Stored data entries
— START —

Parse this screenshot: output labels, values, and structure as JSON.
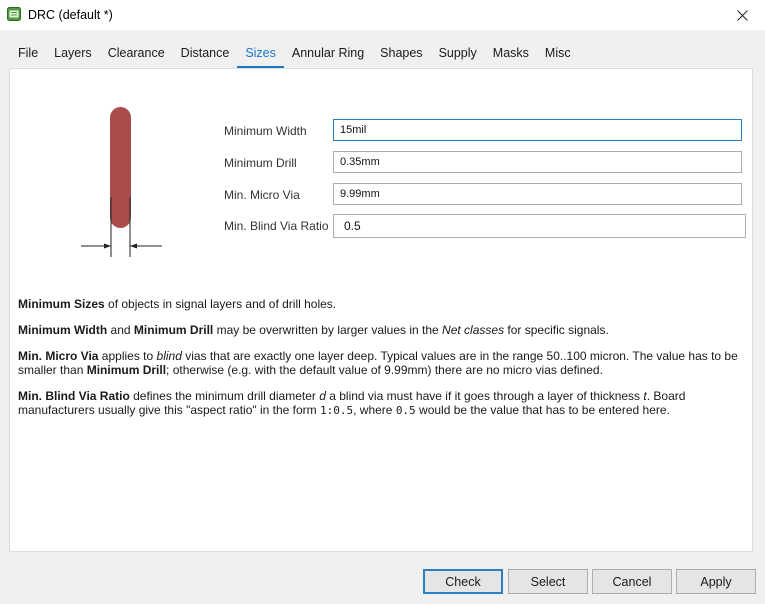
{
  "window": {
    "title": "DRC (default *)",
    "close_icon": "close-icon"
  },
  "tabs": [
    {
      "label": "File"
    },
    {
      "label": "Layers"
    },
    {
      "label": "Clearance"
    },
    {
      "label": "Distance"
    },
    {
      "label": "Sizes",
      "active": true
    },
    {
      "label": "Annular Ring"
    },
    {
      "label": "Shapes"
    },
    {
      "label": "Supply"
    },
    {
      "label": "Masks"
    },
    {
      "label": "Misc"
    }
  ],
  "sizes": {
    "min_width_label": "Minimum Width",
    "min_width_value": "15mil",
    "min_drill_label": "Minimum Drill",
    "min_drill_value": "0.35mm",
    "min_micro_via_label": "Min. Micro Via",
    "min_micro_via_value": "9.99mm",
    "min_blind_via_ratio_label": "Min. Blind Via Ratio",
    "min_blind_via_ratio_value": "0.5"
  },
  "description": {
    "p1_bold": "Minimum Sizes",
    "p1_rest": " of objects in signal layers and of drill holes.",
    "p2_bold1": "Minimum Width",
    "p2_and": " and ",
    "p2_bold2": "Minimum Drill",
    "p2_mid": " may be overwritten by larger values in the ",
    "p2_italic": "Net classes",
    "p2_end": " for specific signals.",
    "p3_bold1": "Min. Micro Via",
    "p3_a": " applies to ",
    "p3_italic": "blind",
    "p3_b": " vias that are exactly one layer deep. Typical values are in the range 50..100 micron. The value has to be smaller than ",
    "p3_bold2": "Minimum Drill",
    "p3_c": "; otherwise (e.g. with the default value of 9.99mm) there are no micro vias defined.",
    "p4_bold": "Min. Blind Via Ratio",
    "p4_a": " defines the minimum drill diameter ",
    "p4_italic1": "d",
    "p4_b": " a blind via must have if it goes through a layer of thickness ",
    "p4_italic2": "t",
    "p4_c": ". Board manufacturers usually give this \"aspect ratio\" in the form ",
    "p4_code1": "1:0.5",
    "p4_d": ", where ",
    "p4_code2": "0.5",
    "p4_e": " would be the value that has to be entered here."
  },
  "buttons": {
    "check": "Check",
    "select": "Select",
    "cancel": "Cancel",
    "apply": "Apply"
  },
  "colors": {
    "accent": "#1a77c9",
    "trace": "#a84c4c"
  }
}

— END —

- **Do this**
Repeat each entry precisely as it appears. Leave the pictures out.

- **Written solution**
Parse this screenshot: output labels, values, and structure as JSON.
{
  "window": {
    "title": "DRC (default *)",
    "close_icon": "close-icon"
  },
  "tabs": [
    {
      "label": "File"
    },
    {
      "label": "Layers"
    },
    {
      "label": "Clearance"
    },
    {
      "label": "Distance"
    },
    {
      "label": "Sizes",
      "active": true
    },
    {
      "label": "Annular Ring"
    },
    {
      "label": "Shapes"
    },
    {
      "label": "Supply"
    },
    {
      "label": "Masks"
    },
    {
      "label": "Misc"
    }
  ],
  "sizes": {
    "min_width_label": "Minimum Width",
    "min_width_value": "15mil",
    "min_drill_label": "Minimum Drill",
    "min_drill_value": "0.35mm",
    "min_micro_via_label": "Min. Micro Via",
    "min_micro_via_value": "9.99mm",
    "min_blind_via_ratio_label": "Min. Blind Via Ratio",
    "min_blind_via_ratio_value": "0.5"
  },
  "description": {
    "p1_bold": "Minimum Sizes",
    "p1_rest": " of objects in signal layers and of drill holes.",
    "p2_bold1": "Minimum Width",
    "p2_and": " and ",
    "p2_bold2": "Minimum Drill",
    "p2_mid": " may be overwritten by larger values in the ",
    "p2_italic": "Net classes",
    "p2_end": " for specific signals.",
    "p3_bold1": "Min. Micro Via",
    "p3_a": " applies to ",
    "p3_italic": "blind",
    "p3_b": " vias that are exactly one layer deep. Typical values are in the range 50..100 micron. The value has to be smaller than ",
    "p3_bold2": "Minimum Drill",
    "p3_c": "; otherwise (e.g. with the default value of 9.99mm) there are no micro vias defined.",
    "p4_bold": "Min. Blind Via Ratio",
    "p4_a": " defines the minimum drill diameter ",
    "p4_italic1": "d",
    "p4_b": " a blind via must have if it goes through a layer of thickness ",
    "p4_italic2": "t",
    "p4_c": ". Board manufacturers usually give this \"aspect ratio\" in the form ",
    "p4_code1": "1:0.5",
    "p4_d": ", where ",
    "p4_code2": "0.5",
    "p4_e": " would be the value that has to be entered here."
  },
  "buttons": {
    "check": "Check",
    "select": "Select",
    "cancel": "Cancel",
    "apply": "Apply"
  },
  "colors": {
    "accent": "#1a77c9",
    "trace": "#a84c4c"
  }
}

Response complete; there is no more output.